(Saved data entries):

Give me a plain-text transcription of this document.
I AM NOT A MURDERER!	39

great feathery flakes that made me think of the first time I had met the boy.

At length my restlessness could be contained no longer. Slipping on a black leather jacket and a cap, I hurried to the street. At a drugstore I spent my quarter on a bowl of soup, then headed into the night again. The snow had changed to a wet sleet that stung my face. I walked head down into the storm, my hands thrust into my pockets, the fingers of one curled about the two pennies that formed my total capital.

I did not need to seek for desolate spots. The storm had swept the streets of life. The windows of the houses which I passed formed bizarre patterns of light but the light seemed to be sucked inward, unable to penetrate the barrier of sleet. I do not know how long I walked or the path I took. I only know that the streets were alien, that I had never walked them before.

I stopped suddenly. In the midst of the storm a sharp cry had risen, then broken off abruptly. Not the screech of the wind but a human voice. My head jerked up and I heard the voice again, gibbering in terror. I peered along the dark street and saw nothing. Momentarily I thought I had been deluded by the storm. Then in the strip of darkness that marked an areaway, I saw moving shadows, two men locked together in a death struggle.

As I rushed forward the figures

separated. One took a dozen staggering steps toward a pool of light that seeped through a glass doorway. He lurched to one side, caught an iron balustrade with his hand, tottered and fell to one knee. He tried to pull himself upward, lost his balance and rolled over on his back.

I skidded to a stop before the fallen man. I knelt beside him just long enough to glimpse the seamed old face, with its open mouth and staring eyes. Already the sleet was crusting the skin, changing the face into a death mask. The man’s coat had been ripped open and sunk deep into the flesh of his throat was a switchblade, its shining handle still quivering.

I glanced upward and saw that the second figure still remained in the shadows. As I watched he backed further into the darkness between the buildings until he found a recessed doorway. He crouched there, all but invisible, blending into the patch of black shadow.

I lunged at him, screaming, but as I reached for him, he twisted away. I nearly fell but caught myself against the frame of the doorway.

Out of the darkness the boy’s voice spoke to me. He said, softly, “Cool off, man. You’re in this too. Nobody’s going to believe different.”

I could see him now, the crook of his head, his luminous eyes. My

(What is asked): Go through the entries and return each line where the word "this" appears.

(Response to the task):
Give me a plain-text transcription of this document.
Out of the darkness the boy’s voice spoke to me. He said, softly, “Cool off, man. You’re in this too. Nobody’s going to believe different.”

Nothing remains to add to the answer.